**TASK REQUIREMENTS**
Reproduce exactly the lines from the one containing "What data populates" through the end of the listing, minus the pictures.

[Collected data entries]
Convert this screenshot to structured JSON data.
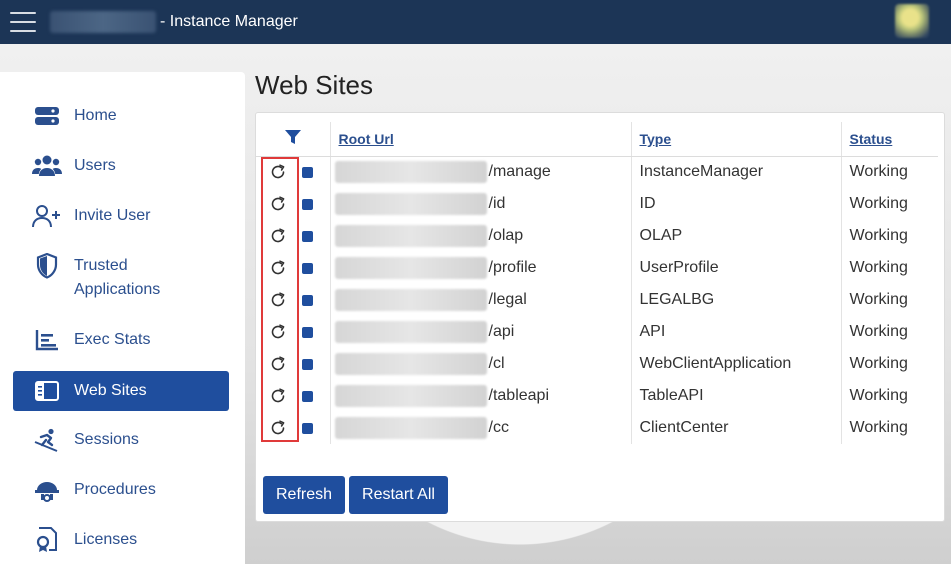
{
  "topbar": {
    "title": "- Instance Manager"
  },
  "sidebar": {
    "items": [
      {
        "label": "Home",
        "icon": "home-icon"
      },
      {
        "label": "Users",
        "icon": "users-icon"
      },
      {
        "label": "Invite User",
        "icon": "invite-user-icon"
      },
      {
        "label": "Trusted\nApplications",
        "icon": "shield-icon"
      },
      {
        "label": "Exec Stats",
        "icon": "chart-icon"
      },
      {
        "label": "Web Sites",
        "icon": "web-sites-icon",
        "active": true
      },
      {
        "label": "Sessions",
        "icon": "skier-icon"
      },
      {
        "label": "Procedures",
        "icon": "procedures-icon"
      },
      {
        "label": "Licenses",
        "icon": "license-icon"
      }
    ]
  },
  "page": {
    "title": "Web Sites"
  },
  "table": {
    "headers": {
      "root_url": "Root Url",
      "type": "Type",
      "status": "Status"
    },
    "rows": [
      {
        "path": "/manage",
        "type": "InstanceManager",
        "status": "Working"
      },
      {
        "path": "/id",
        "type": "ID",
        "status": "Working"
      },
      {
        "path": "/olap",
        "type": "OLAP",
        "status": "Working"
      },
      {
        "path": "/profile",
        "type": "UserProfile",
        "status": "Working"
      },
      {
        "path": "/legal",
        "type": "LEGALBG",
        "status": "Working"
      },
      {
        "path": "/api",
        "type": "API",
        "status": "Working"
      },
      {
        "path": "/cl",
        "type": "WebClientApplication",
        "status": "Working"
      },
      {
        "path": "/tableapi",
        "type": "TableAPI",
        "status": "Working"
      },
      {
        "path": "/cc",
        "type": "ClientCenter",
        "status": "Working"
      }
    ]
  },
  "buttons": {
    "refresh": "Refresh",
    "restart_all": "Restart All"
  },
  "colors": {
    "brand": "#1f4e9e",
    "topbar": "#1c3556",
    "highlight": "#e03a3a"
  }
}
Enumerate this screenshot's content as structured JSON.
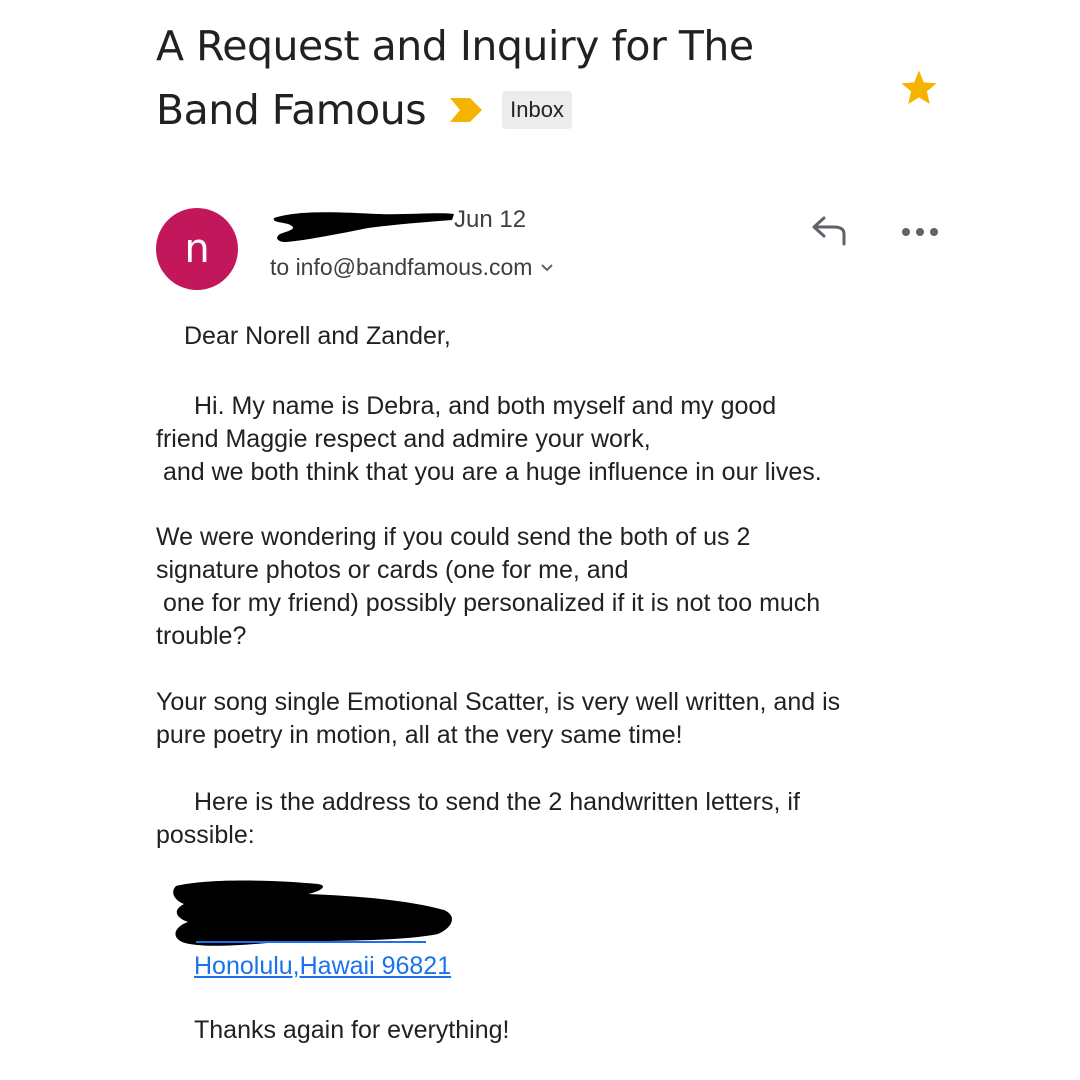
{
  "email": {
    "subject_line1": "A Request and Inquiry for The",
    "subject_line2": "Band Famous",
    "label": "Inbox",
    "sender_initial": "n",
    "date": "Jun 12",
    "recipient": "to info@bandfamous.com",
    "greeting": "Dear Norell and Zander,",
    "para1": [
      "Hi. My name is Debra, and both myself and my good",
      "friend Maggie respect and admire your work,",
      " and we both think that you are a huge influence in our lives."
    ],
    "para2": [
      "We were wondering if you could send the both of us 2",
      "signature photos or cards (one for me, and",
      " one for my friend) possibly personalized if it is not too much",
      "trouble?"
    ],
    "para3": [
      "Your song single Emotional Scatter, is very well written, and is",
      "pure poetry in motion, all at the very same time!"
    ],
    "para4": [
      "Here is the address to send the 2 handwritten letters, if",
      "possible:"
    ],
    "address_link": "Honolulu,Hawaii 96821",
    "closing": "Thanks again for everything!"
  },
  "colors": {
    "avatar": "#c2185b",
    "star": "#f4b400",
    "importance": "#f4b400",
    "link": "#1a73e8"
  },
  "icons": [
    "importance-marker-icon",
    "star-icon",
    "reply-icon",
    "more-options-icon",
    "chevron-down-icon"
  ]
}
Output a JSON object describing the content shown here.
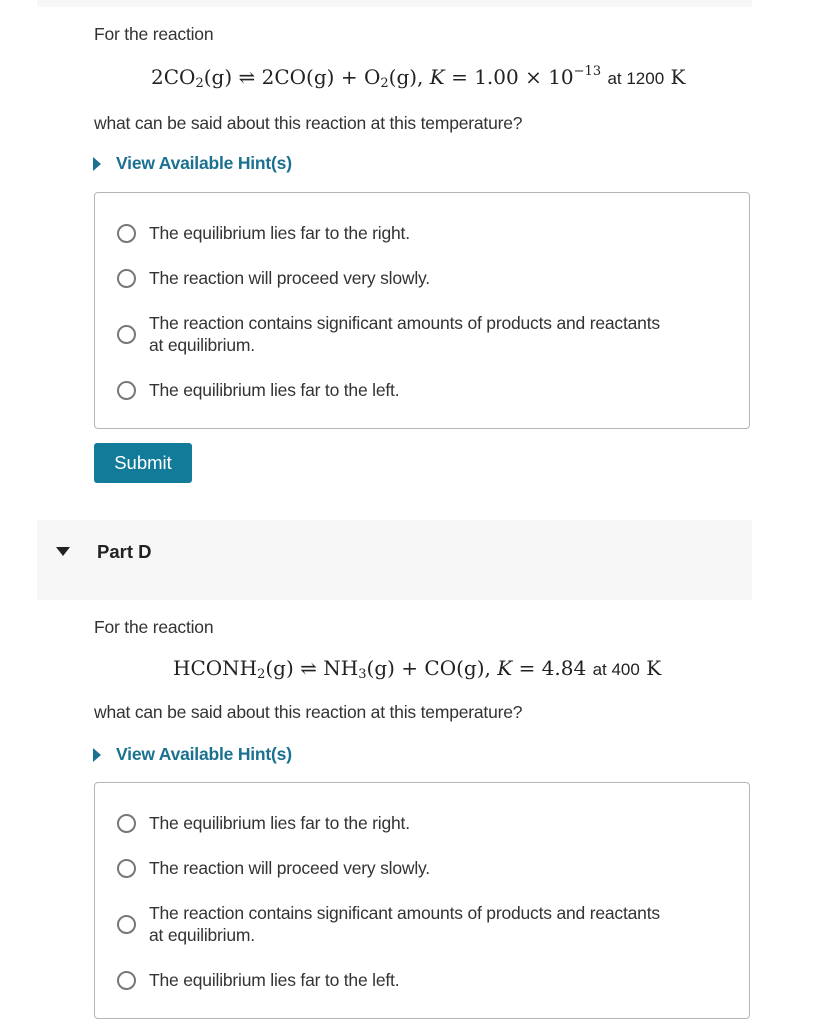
{
  "part_c": {
    "intro": "For the reaction",
    "equation": {
      "reactant": "2CO",
      "reactant_sub": "2",
      "state": "(g)",
      "arrow": "⇌",
      "product1": "2CO(g)",
      "plus": "+",
      "product2": "O",
      "product2_sub": "2",
      "product2_state": "(g),",
      "k_symbol": "K",
      "k_equals": "= 1.00 × 10",
      "k_exp": "−13",
      "at_text": "at 1200",
      "unit": "K"
    },
    "question": "what can be said about this reaction at this temperature?",
    "hint_label": "View Available Hint(s)",
    "choices": [
      {
        "label": "The equilibrium lies far to the right.",
        "selected": false
      },
      {
        "label": "The reaction will proceed very slowly.",
        "selected": false
      },
      {
        "label": "The reaction contains significant amounts of products and reactants",
        "label_line2": "at equilibrium.",
        "selected": false
      },
      {
        "label": "The equilibrium lies far to the left.",
        "selected": false
      }
    ],
    "submit_label": "Submit"
  },
  "part_d": {
    "title": "Part D",
    "intro": "For the reaction",
    "equation": {
      "reactant": "HCONH",
      "reactant_sub": "2",
      "state": "(g)",
      "arrow": "⇌",
      "product1": "NH",
      "product1_sub": "3",
      "product1_state": "(g)",
      "plus": "+",
      "product2": "CO(g),",
      "k_symbol": "K",
      "k_equals": "= 4.84",
      "at_text": "at 400",
      "unit": "K"
    },
    "question": "what can be said about this reaction at this temperature?",
    "hint_label": "View Available Hint(s)",
    "choices": [
      {
        "label": "The equilibrium lies far to the right.",
        "selected": false
      },
      {
        "label": "The reaction will proceed very slowly.",
        "selected": false
      },
      {
        "label": "The reaction contains significant amounts of products and reactants",
        "label_line2": "at equilibrium.",
        "selected": false
      },
      {
        "label": "The equilibrium lies far to the left.",
        "selected": false
      }
    ]
  },
  "colors": {
    "accent": "#137b9a",
    "hint_link": "#1a7190",
    "panel_bg": "#f7f7f7",
    "border": "#b5b5b5"
  }
}
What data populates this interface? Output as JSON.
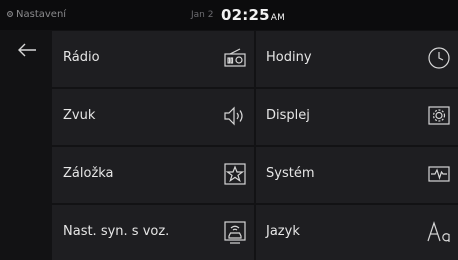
{
  "status": {
    "app_title": "Nastavení",
    "date": "Jan 2",
    "time": "02:25",
    "ampm": "AM"
  },
  "menu": {
    "items": [
      {
        "label": "Rádio",
        "icon": "radio-icon"
      },
      {
        "label": "Hodiny",
        "icon": "clock-icon"
      },
      {
        "label": "Zvuk",
        "icon": "speaker-icon"
      },
      {
        "label": "Displej",
        "icon": "display-icon"
      },
      {
        "label": "Záložka",
        "icon": "star-icon"
      },
      {
        "label": "Systém",
        "icon": "system-icon"
      },
      {
        "label": "Nast. syn. s voz.",
        "icon": "car-sync-icon"
      },
      {
        "label": "Jazyk",
        "icon": "language-icon"
      }
    ]
  }
}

**REPLY**
What data populates this interface? Output as JSON.
{
  "status": {
    "app_title": "Nastavení",
    "date": "Jan 2",
    "time": "02:25",
    "ampm": "AM"
  },
  "menu": {
    "items": [
      {
        "label": "Rádio",
        "icon": "radio-icon"
      },
      {
        "label": "Hodiny",
        "icon": "clock-icon"
      },
      {
        "label": "Zvuk",
        "icon": "speaker-icon"
      },
      {
        "label": "Displej",
        "icon": "display-icon"
      },
      {
        "label": "Záložka",
        "icon": "star-icon"
      },
      {
        "label": "Systém",
        "icon": "system-icon"
      },
      {
        "label": "Nast. syn. s voz.",
        "icon": "car-sync-icon"
      },
      {
        "label": "Jazyk",
        "icon": "language-icon"
      }
    ]
  }
}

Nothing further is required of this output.